Records from a collection:
## Begin

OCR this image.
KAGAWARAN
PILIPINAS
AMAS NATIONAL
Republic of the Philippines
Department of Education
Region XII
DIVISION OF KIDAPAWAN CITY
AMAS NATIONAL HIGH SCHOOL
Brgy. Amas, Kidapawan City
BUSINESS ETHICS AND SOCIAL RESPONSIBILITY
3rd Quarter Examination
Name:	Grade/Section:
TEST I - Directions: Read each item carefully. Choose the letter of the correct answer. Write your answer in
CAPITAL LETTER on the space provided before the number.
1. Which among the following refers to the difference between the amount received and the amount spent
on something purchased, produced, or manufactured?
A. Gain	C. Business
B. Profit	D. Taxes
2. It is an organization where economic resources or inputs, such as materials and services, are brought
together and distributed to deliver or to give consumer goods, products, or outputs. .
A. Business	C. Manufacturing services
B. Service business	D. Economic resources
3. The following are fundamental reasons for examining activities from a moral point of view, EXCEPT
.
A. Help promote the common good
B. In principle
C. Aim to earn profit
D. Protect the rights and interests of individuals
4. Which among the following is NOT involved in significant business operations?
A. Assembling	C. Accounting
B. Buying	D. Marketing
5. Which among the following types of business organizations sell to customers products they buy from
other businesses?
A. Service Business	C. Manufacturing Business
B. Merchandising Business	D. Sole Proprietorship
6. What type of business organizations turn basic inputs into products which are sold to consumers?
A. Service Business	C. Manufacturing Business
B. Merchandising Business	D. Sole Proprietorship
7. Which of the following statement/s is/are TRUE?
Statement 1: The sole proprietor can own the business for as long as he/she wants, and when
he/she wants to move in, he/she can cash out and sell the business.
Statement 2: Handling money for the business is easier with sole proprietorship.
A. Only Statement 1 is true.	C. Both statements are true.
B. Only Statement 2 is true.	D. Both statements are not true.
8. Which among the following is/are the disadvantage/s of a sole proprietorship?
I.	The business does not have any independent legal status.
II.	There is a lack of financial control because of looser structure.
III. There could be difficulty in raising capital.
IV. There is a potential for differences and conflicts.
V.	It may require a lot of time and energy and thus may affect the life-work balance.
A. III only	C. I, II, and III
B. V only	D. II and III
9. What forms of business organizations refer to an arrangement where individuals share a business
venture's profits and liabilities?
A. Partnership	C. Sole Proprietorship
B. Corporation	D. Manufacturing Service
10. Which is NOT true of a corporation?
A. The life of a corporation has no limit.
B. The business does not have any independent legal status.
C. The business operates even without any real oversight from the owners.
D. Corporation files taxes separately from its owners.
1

## End

**WHAT IS EXPECTED:**
Write down all the entries again without a single difference.

**WRITTEN RESPONSE:**
OCR this image.
KAGAWARAN
PILIPINAS
AMAS NATIONAL
Republic of the Philippines
Department of Education
Region XII
DIVISION OF KIDAPAWAN CITY
AMAS NATIONAL HIGH SCHOOL
Brgy. Amas, Kidapawan City
BUSINESS ETHICS AND SOCIAL RESPONSIBILITY
3rd Quarter Examination
Name:	Grade/Section:
TEST I - Directions: Read each item carefully. Choose the letter of the correct answer. Write your answer in
CAPITAL LETTER on the space provided before the number.
1. Which among the following refers to the difference between the amount received and the amount spent
on something purchased, produced, or manufactured?
A. Gain	C. Business
B. Profit	D. Taxes
2. It is an organization where economic resources or inputs, such as materials and services, are brought
together and distributed to deliver or to give consumer goods, products, or outputs. .
A. Business	C. Manufacturing services
B. Service business	D. Economic resources
3. The following are fundamental reasons for examining activities from a moral point of view, EXCEPT
.
A. Help promote the common good
B. In principle
C. Aim to earn profit
D. Protect the rights and interests of individuals
4. Which among the following is NOT involved in significant business operations?
A. Assembling	C. Accounting
B. Buying	D. Marketing
5. Which among the following types of business organizations sell to customers products they buy from
other businesses?
A. Service Business	C. Manufacturing Business
B. Merchandising Business	D. Sole Proprietorship
6. What type of business organizations turn basic inputs into products which are sold to consumers?
A. Service Business	C. Manufacturing Business
B. Merchandising Business	D. Sole Proprietorship
7. Which of the following statement/s is/are TRUE?
Statement 1: The sole proprietor can own the business for as long as he/she wants, and when
he/she wants to move in, he/she can cash out and sell the business.
Statement 2: Handling money for the business is easier with sole proprietorship.
A. Only Statement 1 is true.	C. Both statements are true.
B. Only Statement 2 is true.	D. Both statements are not true.
8. Which among the following is/are the disadvantage/s of a sole proprietorship?
I.	The business does not have any independent legal status.
II.	There is a lack of financial control because of looser structure.
III. There could be difficulty in raising capital.
IV. There is a potential for differences and conflicts.
V.	It may require a lot of time and energy and thus may affect the life-work balance.
A. III only	C. I, II, and III
B. V only	D. II and III
9. What forms of business organizations refer to an arrangement where individuals share a business
venture's profits and liabilities?
A. Partnership	C. Sole Proprietorship
B. Corporation	D. Manufacturing Service
10. Which is NOT true of a corporation?
A. The life of a corporation has no limit.
B. The business does not have any independent legal status.
C. The business operates even without any real oversight from the owners.
D. Corporation files taxes separately from its owners.
1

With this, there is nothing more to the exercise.